- Request -
Write out every entry precisely as given, leaving the pictures out.
═════ Provided information
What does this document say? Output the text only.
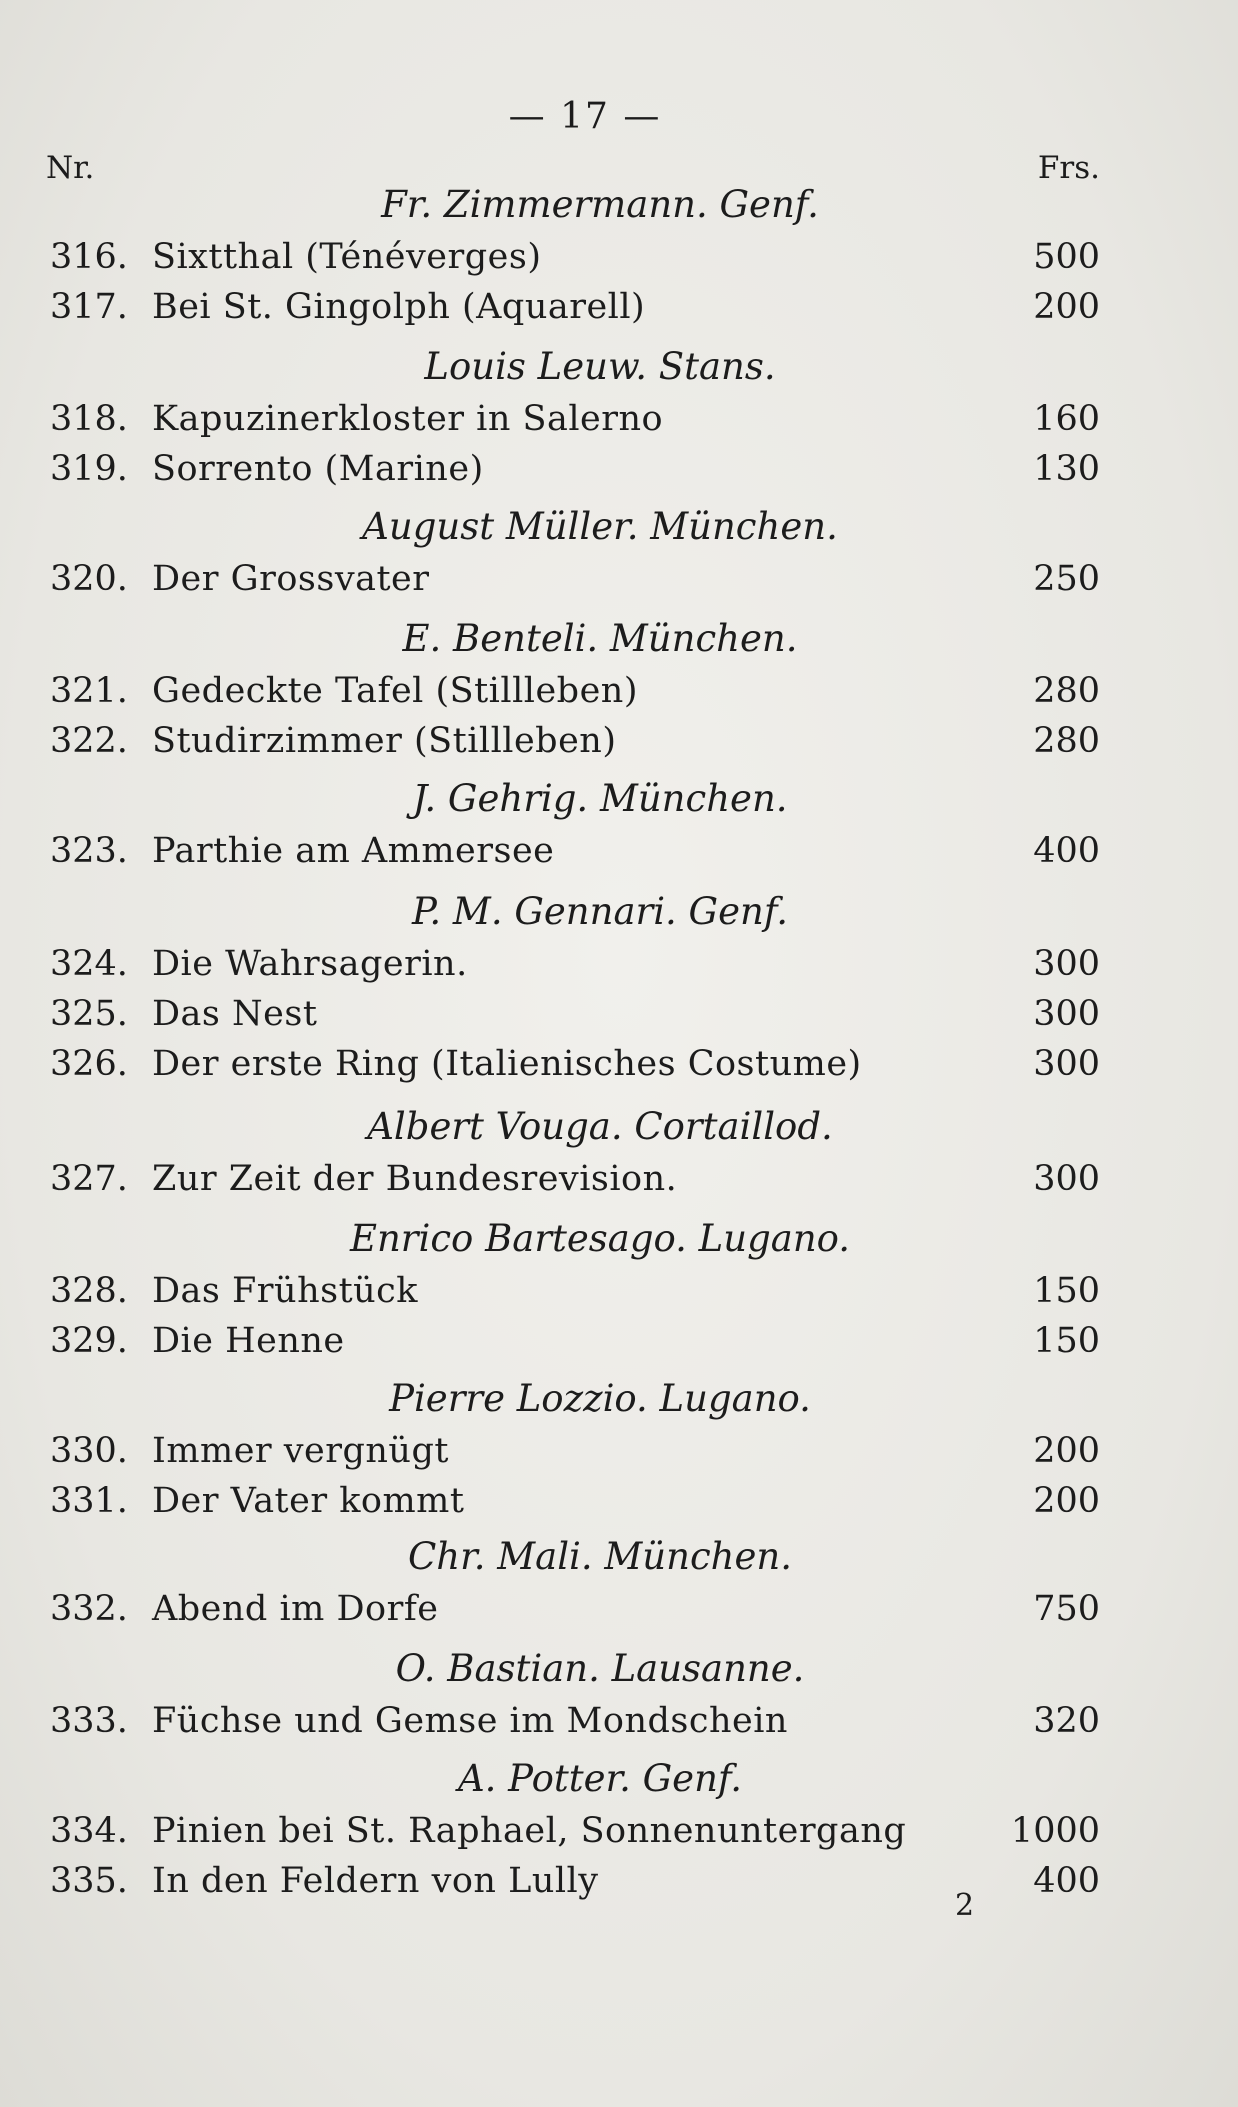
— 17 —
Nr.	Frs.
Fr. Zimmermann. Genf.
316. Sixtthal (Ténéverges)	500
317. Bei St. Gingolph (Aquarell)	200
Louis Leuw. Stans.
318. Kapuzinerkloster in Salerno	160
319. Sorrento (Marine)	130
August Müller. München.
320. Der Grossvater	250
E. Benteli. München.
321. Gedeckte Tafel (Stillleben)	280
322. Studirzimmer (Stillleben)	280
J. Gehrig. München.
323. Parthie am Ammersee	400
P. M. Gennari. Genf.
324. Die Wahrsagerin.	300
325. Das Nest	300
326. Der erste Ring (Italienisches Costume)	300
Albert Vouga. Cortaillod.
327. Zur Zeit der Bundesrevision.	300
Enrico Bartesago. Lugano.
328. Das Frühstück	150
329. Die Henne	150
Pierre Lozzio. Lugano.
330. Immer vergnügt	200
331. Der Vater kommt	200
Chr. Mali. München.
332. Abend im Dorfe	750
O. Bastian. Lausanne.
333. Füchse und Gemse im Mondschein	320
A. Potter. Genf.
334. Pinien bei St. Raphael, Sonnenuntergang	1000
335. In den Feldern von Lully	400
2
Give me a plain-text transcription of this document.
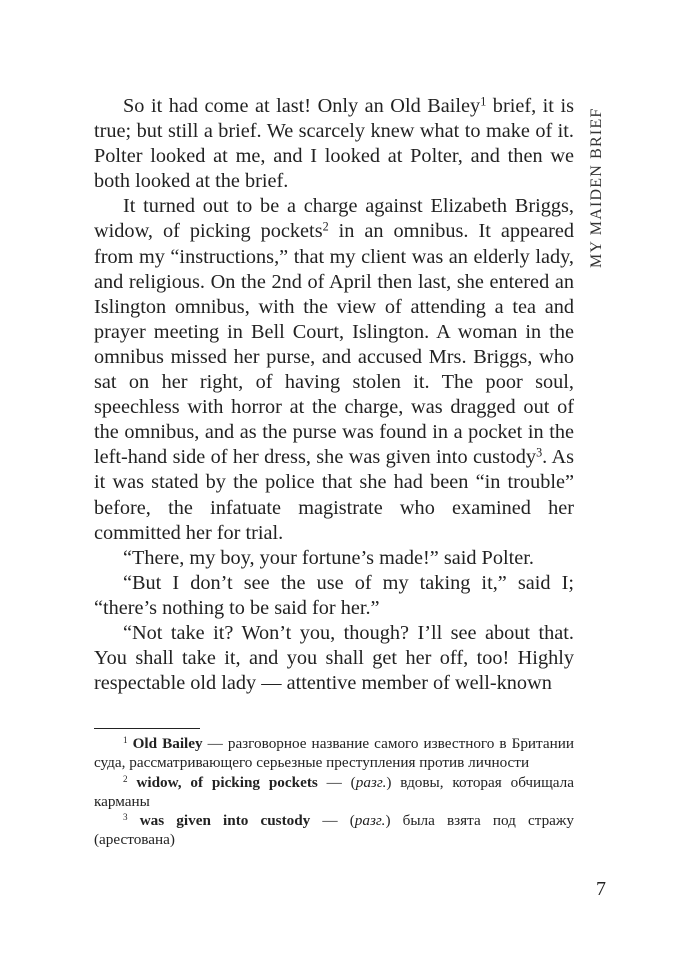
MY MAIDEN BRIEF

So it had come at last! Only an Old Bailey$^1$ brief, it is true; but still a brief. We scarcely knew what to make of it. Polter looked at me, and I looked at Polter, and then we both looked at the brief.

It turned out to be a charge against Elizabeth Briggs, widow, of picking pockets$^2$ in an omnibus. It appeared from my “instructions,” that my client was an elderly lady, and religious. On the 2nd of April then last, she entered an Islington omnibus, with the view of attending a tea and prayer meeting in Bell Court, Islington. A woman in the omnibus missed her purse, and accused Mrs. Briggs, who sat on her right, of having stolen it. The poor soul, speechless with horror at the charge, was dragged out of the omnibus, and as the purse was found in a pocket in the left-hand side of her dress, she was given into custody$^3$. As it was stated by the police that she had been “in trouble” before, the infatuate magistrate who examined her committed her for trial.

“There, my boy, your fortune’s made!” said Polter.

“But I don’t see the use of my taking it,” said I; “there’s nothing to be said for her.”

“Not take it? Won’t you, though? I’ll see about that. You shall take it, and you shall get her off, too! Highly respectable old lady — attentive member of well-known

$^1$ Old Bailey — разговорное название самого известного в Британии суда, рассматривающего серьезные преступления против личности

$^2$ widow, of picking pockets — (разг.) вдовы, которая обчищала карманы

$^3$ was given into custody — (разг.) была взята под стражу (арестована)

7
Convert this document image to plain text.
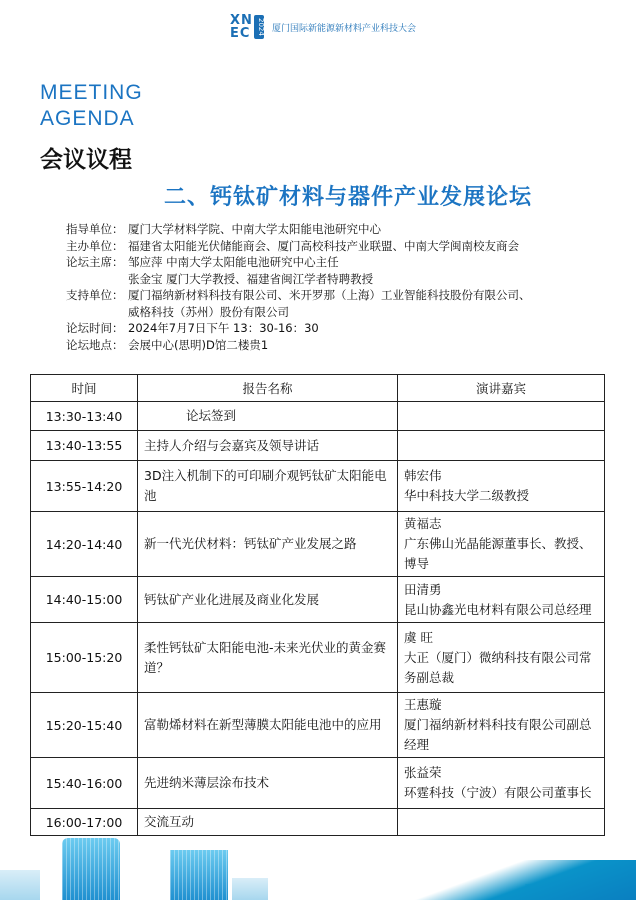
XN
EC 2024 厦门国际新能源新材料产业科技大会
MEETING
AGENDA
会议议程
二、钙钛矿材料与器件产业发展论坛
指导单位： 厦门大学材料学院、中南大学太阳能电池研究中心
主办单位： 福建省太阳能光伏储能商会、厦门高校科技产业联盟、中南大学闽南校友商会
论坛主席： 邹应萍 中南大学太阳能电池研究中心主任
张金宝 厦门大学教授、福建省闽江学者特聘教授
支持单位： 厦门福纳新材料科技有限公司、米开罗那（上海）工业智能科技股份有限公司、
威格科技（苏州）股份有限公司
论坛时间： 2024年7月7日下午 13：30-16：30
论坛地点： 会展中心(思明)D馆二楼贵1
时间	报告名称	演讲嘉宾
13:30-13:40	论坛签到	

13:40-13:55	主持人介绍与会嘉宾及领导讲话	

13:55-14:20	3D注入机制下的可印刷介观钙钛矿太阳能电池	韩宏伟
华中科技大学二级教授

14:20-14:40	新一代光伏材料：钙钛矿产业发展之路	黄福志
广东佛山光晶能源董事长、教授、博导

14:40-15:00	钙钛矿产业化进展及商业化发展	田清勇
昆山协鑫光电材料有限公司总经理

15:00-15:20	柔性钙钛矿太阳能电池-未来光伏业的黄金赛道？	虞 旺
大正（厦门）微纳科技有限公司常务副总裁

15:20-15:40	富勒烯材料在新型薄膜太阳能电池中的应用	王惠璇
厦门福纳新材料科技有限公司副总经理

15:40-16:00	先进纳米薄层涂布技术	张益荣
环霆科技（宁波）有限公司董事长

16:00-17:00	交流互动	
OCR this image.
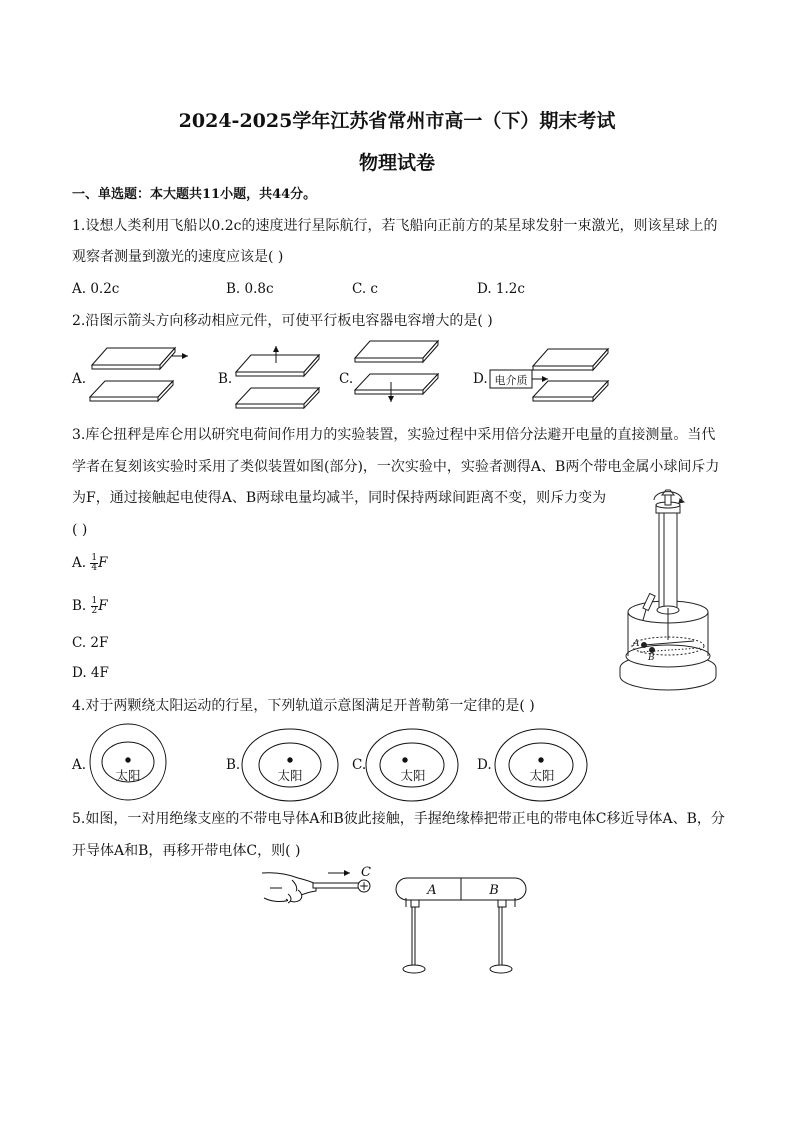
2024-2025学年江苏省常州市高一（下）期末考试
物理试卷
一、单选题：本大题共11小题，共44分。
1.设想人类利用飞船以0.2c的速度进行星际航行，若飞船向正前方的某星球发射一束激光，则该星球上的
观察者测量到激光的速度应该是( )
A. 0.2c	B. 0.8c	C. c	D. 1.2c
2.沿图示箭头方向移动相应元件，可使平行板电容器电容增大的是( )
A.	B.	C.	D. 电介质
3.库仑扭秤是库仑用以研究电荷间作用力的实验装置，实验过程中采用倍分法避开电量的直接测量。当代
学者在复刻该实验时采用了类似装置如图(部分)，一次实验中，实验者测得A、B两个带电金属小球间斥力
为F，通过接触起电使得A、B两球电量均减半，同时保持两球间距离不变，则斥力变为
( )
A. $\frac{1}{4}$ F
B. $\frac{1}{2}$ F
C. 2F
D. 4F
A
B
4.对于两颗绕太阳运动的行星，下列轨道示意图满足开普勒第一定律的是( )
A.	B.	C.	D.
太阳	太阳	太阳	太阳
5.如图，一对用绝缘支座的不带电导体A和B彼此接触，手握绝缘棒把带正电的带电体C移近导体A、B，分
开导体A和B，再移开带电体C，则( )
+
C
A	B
══════════
- Result below -
What does this document say? Output the text only.
— 17 —
Nr.	Frs.
Fr. Zimmermann. Genf.
316. Sixtthal (Ténéverges)	500
317. Bei St. Gingolph (Aquarell)	200
Louis Leuw. Stans.
318. Kapuzinerkloster in Salerno	160
319. Sorrento (Marine)	130
August Müller. München.
320. Der Grossvater	250
E. Benteli. München.
321. Gedeckte Tafel (Stillleben)	280
322. Studirzimmer (Stillleben)	280
J. Gehrig. München.
323. Parthie am Ammersee	400
P. M. Gennari. Genf.
324. Die Wahrsagerin.	300
325. Das Nest	300
326. Der erste Ring (Italienisches Costume)	300
Albert Vouga. Cortaillod.
327. Zur Zeit der Bundesrevision.	300
Enrico Bartesago. Lugano.
328. Das Frühstück	150
329. Die Henne	150
Pierre Lozzio. Lugano.
330. Immer vergnügt	200
331. Der Vater kommt	200
Chr. Mali. München.
332. Abend im Dorfe	750
O. Bastian. Lausanne.
333. Füchse und Gemse im Mondschein	320
A. Potter. Genf.
334. Pinien bei St. Raphael, Sonnenuntergang	1000
335. In den Feldern von Lully	400
2
Give me a plain-text transcription of this document.
MY MAIDEN BRIEF

So it had come at last! Only an Old Bailey$^1$ brief, it is true; but still a brief. We scarcely knew what to make of it. Polter looked at me, and I looked at Polter, and then we both looked at the brief.

It turned out to be a charge against Elizabeth Briggs, widow, of picking pockets$^2$ in an omnibus. It appeared from my “instructions,” that my client was an elderly lady, and religious. On the 2nd of April then last, she entered an Islington omnibus, with the view of attending a tea and prayer meeting in Bell Court, Islington. A woman in the omnibus missed her purse, and accused Mrs. Briggs, who sat on her right, of having stolen it. The poor soul, speechless with horror at the charge, was dragged out of the omnibus, and as the purse was found in a pocket in the left-hand side of her dress, she was given into custody$^3$. As it was stated by the police that she had been “in trouble” before, the infatuate magistrate who examined her committed her for trial.

“There, my boy, your fortune’s made!” said Polter.

“But I don’t see the use of my taking it,” said I; “there’s nothing to be said for her.”

“Not take it? Won’t you, though? I’ll see about that. You shall take it, and you shall get her off, too! Highly respectable old lady — attentive member of well-known

$^1$ Old Bailey — разговорное название самого известного в Британии суда, рассматривающего серьезные преступления против личности

$^2$ widow, of picking pockets — (разг.) вдовы, которая обчищала карманы

$^3$ was given into custody — (разг.) была взята под стражу (арестована)

7
Convert this document image to plain text.
XN
EC 2024 厦门国际新能源新材料产业科技大会
MEETING
AGENDA
会议议程
二、钙钛矿材料与器件产业发展论坛
指导单位： 厦门大学材料学院、中南大学太阳能电池研究中心
主办单位： 福建省太阳能光伏储能商会、厦门高校科技产业联盟、中南大学闽南校友商会
论坛主席： 邹应萍 中南大学太阳能电池研究中心主任
张金宝 厦门大学教授、福建省闽江学者特聘教授
支持单位： 厦门福纳新材料科技有限公司、米开罗那（上海）工业智能科技股份有限公司、
威格科技（苏州）股份有限公司
论坛时间： 2024年7月7日下午 13：30-16：30
论坛地点： 会展中心(思明)D馆二楼贵1
时间	报告名称	演讲嘉宾
13:30-13:40	论坛签到	

13:40-13:55	主持人介绍与会嘉宾及领导讲话	

13:55-14:20	3D注入机制下的可印刷介观钙钛矿太阳能电池	韩宏伟
华中科技大学二级教授

14:20-14:40	新一代光伏材料：钙钛矿产业发展之路	黄福志
广东佛山光晶能源董事长、教授、博导

14:40-15:00	钙钛矿产业化进展及商业化发展	田清勇
昆山协鑫光电材料有限公司总经理

15:00-15:20	柔性钙钛矿太阳能电池-未来光伏业的黄金赛道？	虞 旺
大正（厦门）微纳科技有限公司常务副总裁

15:20-15:40	富勒烯材料在新型薄膜太阳能电池中的应用	王惠璇
厦门福纳新材料科技有限公司副总经理

15:40-16:00	先进纳米薄层涂布技术	张益荣
环霆科技（宁波）有限公司董事长

16:00-17:00	交流互动	
OCR this image.
2024-2025学年江苏省常州市高一（下）期末考试
物理试卷
一、单选题：本大题共11小题，共44分。
1.设想人类利用飞船以0.2c的速度进行星际航行，若飞船向正前方的某星球发射一束激光，则该星球上的
观察者测量到激光的速度应该是( )
A. 0.2c	B. 0.8c	C. c	D. 1.2c
2.沿图示箭头方向移动相应元件，可使平行板电容器电容增大的是( )
A.	B.	C.	D. 电介质
3.库仑扭秤是库仑用以研究电荷间作用力的实验装置，实验过程中采用倍分法避开电量的直接测量。当代
学者在复刻该实验时采用了类似装置如图(部分)，一次实验中，实验者测得A、B两个带电金属小球间斥力
为F，通过接触起电使得A、B两球电量均减半，同时保持两球间距离不变，则斥力变为
( )
A. $\frac{1}{4}$ F
B. $\frac{1}{2}$ F
C. 2F
D. 4F
A
B
4.对于两颗绕太阳运动的行星，下列轨道示意图满足开普勒第一定律的是( )
A.	B.	C.	D.
太阳	太阳	太阳	太阳
5.如图，一对用绝缘支座的不带电导体A和B彼此接触，手握绝缘棒把带正电的带电体C移近导体A、B，分
开导体A和B，再移开带电体C，则( )
+
C
A	B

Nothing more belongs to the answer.